--- Aim of the task ---
Copy all the entries below exactly, but not the pictures.

A block of data:
* START *

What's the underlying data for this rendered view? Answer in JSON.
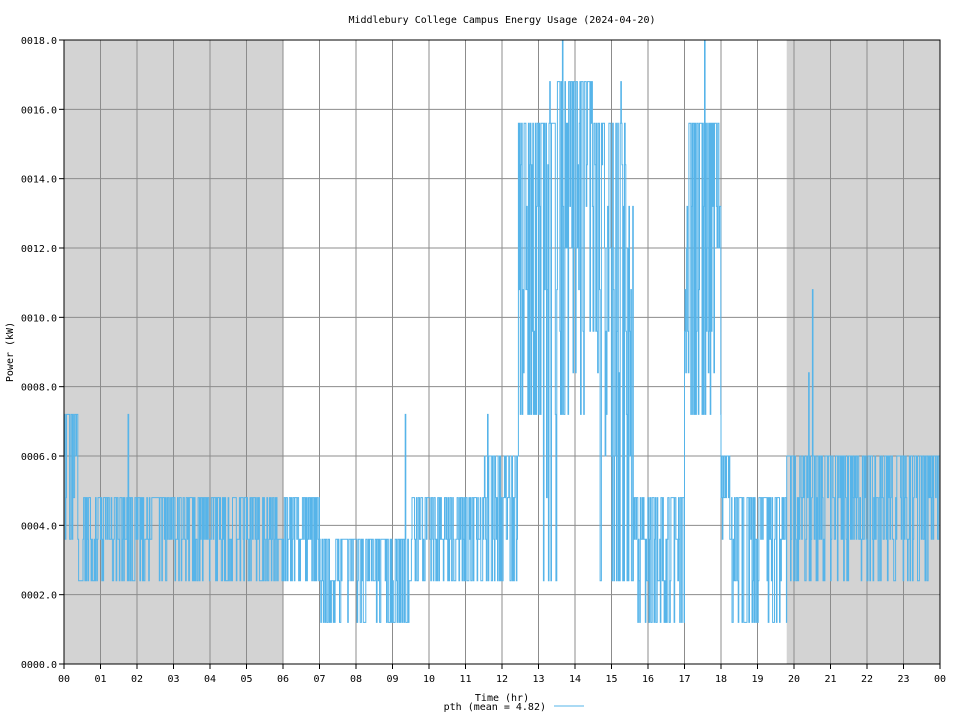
{
  "chart_data": {
    "type": "line",
    "title": "Middlebury College Campus Energy Usage (2024-04-20)",
    "xlabel": "Time (hr)",
    "ylabel": "Power (kW)",
    "xlim": [
      0,
      24
    ],
    "ylim": [
      0,
      18
    ],
    "x_tick_labels": [
      "00",
      "01",
      "02",
      "03",
      "04",
      "05",
      "06",
      "07",
      "08",
      "09",
      "10",
      "11",
      "12",
      "13",
      "14",
      "15",
      "16",
      "17",
      "18",
      "19",
      "20",
      "21",
      "22",
      "23",
      "00"
    ],
    "y_ticks": [
      0,
      2,
      4,
      6,
      8,
      10,
      12,
      14,
      16,
      18
    ],
    "y_tick_labels": [
      "0000.0",
      "0002.0",
      "0004.0",
      "0006.0",
      "0008.0",
      "0010.0",
      "0012.0",
      "0014.0",
      "0016.0",
      "0018.0"
    ],
    "grid": true,
    "legend_position": "bottom-center",
    "shaded_periods": [
      {
        "start": 0,
        "end": 6
      },
      {
        "start": 19.8,
        "end": 24
      }
    ],
    "series": [
      {
        "name": "pth (mean = 4.82)",
        "color": "#56b4e9",
        "segments": [
          {
            "start": 0.0,
            "end": 0.4,
            "base": 4.8,
            "peak": 7.2,
            "low": 3.6
          },
          {
            "start": 0.4,
            "end": 6.0,
            "base": 3.8,
            "peak": 4.8,
            "low": 2.4
          },
          {
            "start": 6.0,
            "end": 7.0,
            "base": 3.6,
            "peak": 4.8,
            "low": 2.4
          },
          {
            "start": 7.0,
            "end": 9.5,
            "base": 2.8,
            "peak": 3.6,
            "low": 1.2
          },
          {
            "start": 9.5,
            "end": 11.5,
            "base": 3.6,
            "peak": 4.8,
            "low": 2.4
          },
          {
            "start": 11.5,
            "end": 12.45,
            "base": 4.2,
            "peak": 6.0,
            "low": 2.4
          },
          {
            "start": 12.45,
            "end": 13.1,
            "base": 12.0,
            "peak": 15.6,
            "low": 7.2
          },
          {
            "start": 13.1,
            "end": 13.5,
            "base": 9.0,
            "peak": 15.6,
            "low": 2.4
          },
          {
            "start": 13.5,
            "end": 14.5,
            "base": 12.0,
            "peak": 16.8,
            "low": 7.2
          },
          {
            "start": 14.5,
            "end": 15.6,
            "base": 10.0,
            "peak": 15.6,
            "low": 2.4
          },
          {
            "start": 15.6,
            "end": 17.0,
            "base": 3.6,
            "peak": 4.8,
            "low": 1.2
          },
          {
            "start": 17.0,
            "end": 18.0,
            "base": 11.0,
            "peak": 15.6,
            "low": 7.2
          },
          {
            "start": 18.0,
            "end": 18.3,
            "base": 5.0,
            "peak": 6.0,
            "low": 3.6
          },
          {
            "start": 18.3,
            "end": 19.8,
            "base": 3.6,
            "peak": 4.8,
            "low": 1.2
          },
          {
            "start": 19.8,
            "end": 21.0,
            "base": 4.4,
            "peak": 6.0,
            "low": 2.4
          },
          {
            "start": 21.0,
            "end": 24.0,
            "base": 4.4,
            "peak": 6.0,
            "low": 2.4
          }
        ],
        "spikes": [
          {
            "x": 0.2,
            "y": 7.2
          },
          {
            "x": 1.75,
            "y": 7.2
          },
          {
            "x": 9.35,
            "y": 7.2
          },
          {
            "x": 11.6,
            "y": 7.2
          },
          {
            "x": 13.3,
            "y": 16.8
          },
          {
            "x": 13.65,
            "y": 18.0
          },
          {
            "x": 15.25,
            "y": 16.8
          },
          {
            "x": 17.2,
            "y": 15.6
          },
          {
            "x": 17.55,
            "y": 18.0
          },
          {
            "x": 20.5,
            "y": 10.8
          },
          {
            "x": 20.4,
            "y": 8.4
          }
        ]
      }
    ]
  }
}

* END *

--- Final result ---
What's the underlying data for this rendered view? Answer in JSON.
{
  "chart_data": {
    "type": "line",
    "title": "Middlebury College Campus Energy Usage (2024-04-20)",
    "xlabel": "Time (hr)",
    "ylabel": "Power (kW)",
    "xlim": [
      0,
      24
    ],
    "ylim": [
      0,
      18
    ],
    "x_tick_labels": [
      "00",
      "01",
      "02",
      "03",
      "04",
      "05",
      "06",
      "07",
      "08",
      "09",
      "10",
      "11",
      "12",
      "13",
      "14",
      "15",
      "16",
      "17",
      "18",
      "19",
      "20",
      "21",
      "22",
      "23",
      "00"
    ],
    "y_ticks": [
      0,
      2,
      4,
      6,
      8,
      10,
      12,
      14,
      16,
      18
    ],
    "y_tick_labels": [
      "0000.0",
      "0002.0",
      "0004.0",
      "0006.0",
      "0008.0",
      "0010.0",
      "0012.0",
      "0014.0",
      "0016.0",
      "0018.0"
    ],
    "grid": true,
    "legend_position": "bottom-center",
    "shaded_periods": [
      {
        "start": 0,
        "end": 6
      },
      {
        "start": 19.8,
        "end": 24
      }
    ],
    "series": [
      {
        "name": "pth (mean = 4.82)",
        "color": "#56b4e9",
        "segments": [
          {
            "start": 0.0,
            "end": 0.4,
            "base": 4.8,
            "peak": 7.2,
            "low": 3.6
          },
          {
            "start": 0.4,
            "end": 6.0,
            "base": 3.8,
            "peak": 4.8,
            "low": 2.4
          },
          {
            "start": 6.0,
            "end": 7.0,
            "base": 3.6,
            "peak": 4.8,
            "low": 2.4
          },
          {
            "start": 7.0,
            "end": 9.5,
            "base": 2.8,
            "peak": 3.6,
            "low": 1.2
          },
          {
            "start": 9.5,
            "end": 11.5,
            "base": 3.6,
            "peak": 4.8,
            "low": 2.4
          },
          {
            "start": 11.5,
            "end": 12.45,
            "base": 4.2,
            "peak": 6.0,
            "low": 2.4
          },
          {
            "start": 12.45,
            "end": 13.1,
            "base": 12.0,
            "peak": 15.6,
            "low": 7.2
          },
          {
            "start": 13.1,
            "end": 13.5,
            "base": 9.0,
            "peak": 15.6,
            "low": 2.4
          },
          {
            "start": 13.5,
            "end": 14.5,
            "base": 12.0,
            "peak": 16.8,
            "low": 7.2
          },
          {
            "start": 14.5,
            "end": 15.6,
            "base": 10.0,
            "peak": 15.6,
            "low": 2.4
          },
          {
            "start": 15.6,
            "end": 17.0,
            "base": 3.6,
            "peak": 4.8,
            "low": 1.2
          },
          {
            "start": 17.0,
            "end": 18.0,
            "base": 11.0,
            "peak": 15.6,
            "low": 7.2
          },
          {
            "start": 18.0,
            "end": 18.3,
            "base": 5.0,
            "peak": 6.0,
            "low": 3.6
          },
          {
            "start": 18.3,
            "end": 19.8,
            "base": 3.6,
            "peak": 4.8,
            "low": 1.2
          },
          {
            "start": 19.8,
            "end": 21.0,
            "base": 4.4,
            "peak": 6.0,
            "low": 2.4
          },
          {
            "start": 21.0,
            "end": 24.0,
            "base": 4.4,
            "peak": 6.0,
            "low": 2.4
          }
        ],
        "spikes": [
          {
            "x": 0.2,
            "y": 7.2
          },
          {
            "x": 1.75,
            "y": 7.2
          },
          {
            "x": 9.35,
            "y": 7.2
          },
          {
            "x": 11.6,
            "y": 7.2
          },
          {
            "x": 13.3,
            "y": 16.8
          },
          {
            "x": 13.65,
            "y": 18.0
          },
          {
            "x": 15.25,
            "y": 16.8
          },
          {
            "x": 17.2,
            "y": 15.6
          },
          {
            "x": 17.55,
            "y": 18.0
          },
          {
            "x": 20.5,
            "y": 10.8
          },
          {
            "x": 20.4,
            "y": 8.4
          }
        ]
      }
    ]
  }
}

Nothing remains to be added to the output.